- **PROBLEM 1**
In the records, switch "orkney" to "orkney-islands" in the lines from the first line up to and including the line with "mull: [169, 639, 246, 691]", and leave everything else unchanged.

─── PROVIDED TEXT

Otherwise we need profile based content negotiation and to pick a default representation -- in other words, the client needs to say whether it wants the data post or pre transformation in to the API structure. I would anticipate that the default would be the API structure, as by definition it's more useful. And then I would anticipate no one really ever using the non API data ... so having the API be LOD would be good... and hence having the two be as close as possible.

VladimirAlexiev commented 7 years ago

Elements

@azaroth42 Your calculation "1.2%" is flawed, since you ignored some rows of my pivot, haven't seen other AAC museum data, and ignored the examples I gave from CONA and CCO. In cultural data, the exception is usually the rule.

I propose to model TMS "Element" as an extension prop crmx:P2_extent because from my experience with museum data, that cannot be modeled cleanly as "part". "Extent" is defined in CONA and LIDO, and is also used as a target for: material/technique/implement, contribution, subject.

How would you model this real example from CONA: "the St.Peters basilica has height of dome above street level = 138m"? Ignore "dome" (drop data) or model it as a part (wrong)? The dome is a part, but the measurement is of drum+dome, not dome alone.

──────
─── ENTRIES

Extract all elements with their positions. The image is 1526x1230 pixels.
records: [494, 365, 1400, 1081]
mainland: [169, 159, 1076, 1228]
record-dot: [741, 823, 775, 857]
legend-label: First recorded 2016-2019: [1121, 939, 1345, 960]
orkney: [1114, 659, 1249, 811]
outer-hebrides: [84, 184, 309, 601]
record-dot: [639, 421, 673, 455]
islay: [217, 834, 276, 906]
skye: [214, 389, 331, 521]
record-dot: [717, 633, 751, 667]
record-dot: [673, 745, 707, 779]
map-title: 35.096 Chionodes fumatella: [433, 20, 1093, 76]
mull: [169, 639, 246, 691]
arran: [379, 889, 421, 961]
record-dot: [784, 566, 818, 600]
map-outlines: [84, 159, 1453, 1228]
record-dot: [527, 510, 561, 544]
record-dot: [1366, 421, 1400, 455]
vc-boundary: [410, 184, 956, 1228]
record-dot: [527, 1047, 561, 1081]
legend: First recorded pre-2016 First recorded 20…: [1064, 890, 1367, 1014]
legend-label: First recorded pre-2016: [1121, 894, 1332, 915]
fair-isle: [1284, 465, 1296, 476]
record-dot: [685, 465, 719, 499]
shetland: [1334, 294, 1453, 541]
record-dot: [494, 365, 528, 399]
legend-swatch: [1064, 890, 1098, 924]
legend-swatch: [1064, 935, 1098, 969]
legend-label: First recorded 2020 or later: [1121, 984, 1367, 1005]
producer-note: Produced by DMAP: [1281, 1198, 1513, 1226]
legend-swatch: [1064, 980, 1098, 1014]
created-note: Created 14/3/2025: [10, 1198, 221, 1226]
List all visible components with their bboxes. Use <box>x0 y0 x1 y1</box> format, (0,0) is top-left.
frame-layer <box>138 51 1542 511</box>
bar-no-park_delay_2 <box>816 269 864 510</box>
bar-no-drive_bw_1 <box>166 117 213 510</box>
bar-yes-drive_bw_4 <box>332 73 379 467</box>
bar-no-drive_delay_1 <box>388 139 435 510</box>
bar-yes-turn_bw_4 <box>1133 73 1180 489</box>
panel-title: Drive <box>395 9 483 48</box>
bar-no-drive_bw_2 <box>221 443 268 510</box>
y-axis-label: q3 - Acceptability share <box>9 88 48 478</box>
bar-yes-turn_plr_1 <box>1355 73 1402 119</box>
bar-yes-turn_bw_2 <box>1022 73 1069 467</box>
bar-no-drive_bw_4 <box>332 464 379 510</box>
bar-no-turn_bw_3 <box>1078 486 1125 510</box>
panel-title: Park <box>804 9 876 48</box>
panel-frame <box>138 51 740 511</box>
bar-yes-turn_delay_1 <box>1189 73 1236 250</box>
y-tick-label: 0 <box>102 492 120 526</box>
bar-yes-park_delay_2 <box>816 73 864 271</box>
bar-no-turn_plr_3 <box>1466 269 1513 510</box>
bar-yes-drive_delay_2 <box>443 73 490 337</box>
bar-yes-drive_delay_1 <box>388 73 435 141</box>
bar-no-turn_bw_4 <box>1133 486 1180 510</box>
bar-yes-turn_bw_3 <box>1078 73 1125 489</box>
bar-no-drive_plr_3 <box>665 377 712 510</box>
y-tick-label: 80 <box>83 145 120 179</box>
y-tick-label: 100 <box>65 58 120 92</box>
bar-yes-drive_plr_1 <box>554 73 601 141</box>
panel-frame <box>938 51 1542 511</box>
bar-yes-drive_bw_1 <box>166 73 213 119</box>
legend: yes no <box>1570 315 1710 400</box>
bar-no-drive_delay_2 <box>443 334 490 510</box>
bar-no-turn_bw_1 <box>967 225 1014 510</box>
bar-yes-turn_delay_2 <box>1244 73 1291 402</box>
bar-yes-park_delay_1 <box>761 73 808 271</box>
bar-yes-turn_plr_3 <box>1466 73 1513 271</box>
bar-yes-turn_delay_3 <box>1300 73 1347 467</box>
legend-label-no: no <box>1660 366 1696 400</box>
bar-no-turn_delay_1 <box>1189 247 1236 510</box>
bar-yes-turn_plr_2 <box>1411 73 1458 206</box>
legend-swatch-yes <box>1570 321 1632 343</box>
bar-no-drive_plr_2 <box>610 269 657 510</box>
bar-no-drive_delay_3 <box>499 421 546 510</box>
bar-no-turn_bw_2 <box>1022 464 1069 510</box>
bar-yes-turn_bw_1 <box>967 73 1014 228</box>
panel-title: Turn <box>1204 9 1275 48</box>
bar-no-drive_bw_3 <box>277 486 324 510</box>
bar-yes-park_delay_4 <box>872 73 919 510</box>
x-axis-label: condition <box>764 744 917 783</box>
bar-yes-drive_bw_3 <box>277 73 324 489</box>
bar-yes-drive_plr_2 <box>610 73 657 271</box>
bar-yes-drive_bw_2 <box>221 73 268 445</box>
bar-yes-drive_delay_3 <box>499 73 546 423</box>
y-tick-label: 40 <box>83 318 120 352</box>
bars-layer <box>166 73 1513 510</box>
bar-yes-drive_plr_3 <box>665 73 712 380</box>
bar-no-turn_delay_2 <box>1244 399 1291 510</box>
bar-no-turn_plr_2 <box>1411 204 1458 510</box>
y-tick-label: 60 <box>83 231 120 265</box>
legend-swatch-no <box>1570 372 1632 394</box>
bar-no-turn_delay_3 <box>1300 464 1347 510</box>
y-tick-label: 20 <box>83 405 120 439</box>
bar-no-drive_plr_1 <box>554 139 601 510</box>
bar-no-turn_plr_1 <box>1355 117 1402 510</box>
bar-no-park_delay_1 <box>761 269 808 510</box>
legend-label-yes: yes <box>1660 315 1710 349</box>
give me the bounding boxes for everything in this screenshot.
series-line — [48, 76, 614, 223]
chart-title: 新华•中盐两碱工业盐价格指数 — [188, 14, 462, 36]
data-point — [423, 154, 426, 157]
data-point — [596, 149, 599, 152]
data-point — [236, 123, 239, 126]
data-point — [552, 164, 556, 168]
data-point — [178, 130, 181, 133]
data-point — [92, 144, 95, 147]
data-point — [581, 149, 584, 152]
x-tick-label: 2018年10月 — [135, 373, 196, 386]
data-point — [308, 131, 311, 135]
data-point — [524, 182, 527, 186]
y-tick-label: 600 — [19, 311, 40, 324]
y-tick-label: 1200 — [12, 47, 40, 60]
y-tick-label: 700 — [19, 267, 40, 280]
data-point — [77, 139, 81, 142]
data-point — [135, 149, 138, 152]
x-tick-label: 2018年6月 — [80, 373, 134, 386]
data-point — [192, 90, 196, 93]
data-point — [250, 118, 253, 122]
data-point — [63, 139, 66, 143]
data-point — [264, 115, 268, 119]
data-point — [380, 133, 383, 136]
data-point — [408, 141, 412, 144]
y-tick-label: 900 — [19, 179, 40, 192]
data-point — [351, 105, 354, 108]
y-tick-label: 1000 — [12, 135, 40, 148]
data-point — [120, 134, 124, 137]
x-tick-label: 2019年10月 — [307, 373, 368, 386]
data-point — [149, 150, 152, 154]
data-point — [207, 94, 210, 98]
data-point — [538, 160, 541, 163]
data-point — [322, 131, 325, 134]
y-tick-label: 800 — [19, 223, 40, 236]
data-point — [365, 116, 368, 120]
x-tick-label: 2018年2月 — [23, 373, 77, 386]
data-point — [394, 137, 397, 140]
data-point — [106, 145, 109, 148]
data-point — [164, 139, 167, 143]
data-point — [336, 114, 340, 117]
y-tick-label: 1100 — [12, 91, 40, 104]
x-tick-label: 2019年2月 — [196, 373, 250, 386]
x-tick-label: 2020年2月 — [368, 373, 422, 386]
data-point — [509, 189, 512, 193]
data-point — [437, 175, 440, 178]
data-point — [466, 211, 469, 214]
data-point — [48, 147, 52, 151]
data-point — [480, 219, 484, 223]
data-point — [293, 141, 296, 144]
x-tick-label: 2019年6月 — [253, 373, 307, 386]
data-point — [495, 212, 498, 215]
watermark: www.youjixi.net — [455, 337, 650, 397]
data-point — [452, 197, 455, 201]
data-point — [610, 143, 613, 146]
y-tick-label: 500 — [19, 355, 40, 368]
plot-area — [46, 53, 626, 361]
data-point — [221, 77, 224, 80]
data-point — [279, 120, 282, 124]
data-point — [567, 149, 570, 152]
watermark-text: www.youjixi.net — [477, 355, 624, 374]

──────

- **PROBLEM 2**
Summarize the modeling discussion in two sentences.

- **WRITTEN ANSWER 1**
Extract all elements with their positions. The image is 1526x1230 pixels.
records: [494, 365, 1400, 1081]
mainland: [169, 159, 1076, 1228]
record-dot: [741, 823, 775, 857]
legend-label: First recorded 2016-2019: [1121, 939, 1345, 960]
orkney-islands: [1114, 659, 1249, 811]
outer-hebrides: [84, 184, 309, 601]
record-dot: [639, 421, 673, 455]
islay: [217, 834, 276, 906]
skye: [214, 389, 331, 521]
record-dot: [717, 633, 751, 667]
record-dot: [673, 745, 707, 779]
map-title: 35.096 Chionodes fumatella: [433, 20, 1093, 76]
mull: [169, 639, 246, 691]

- **WRITTEN ANSWER 2**
The first comment argues that the client needs profile-based content negotiation to choose between data before or after transformation into the API structure, and expects the API structure to be the default. VladimirAlexiev replies that the "1.2%" calculation is flawed and proposes modeling TMS "Element" as the extension property crmx:P2_extent, because museum data of this kind cannot be modeled cleanly as "part," as a CONA measurement of St. Peter's drum and dome shows.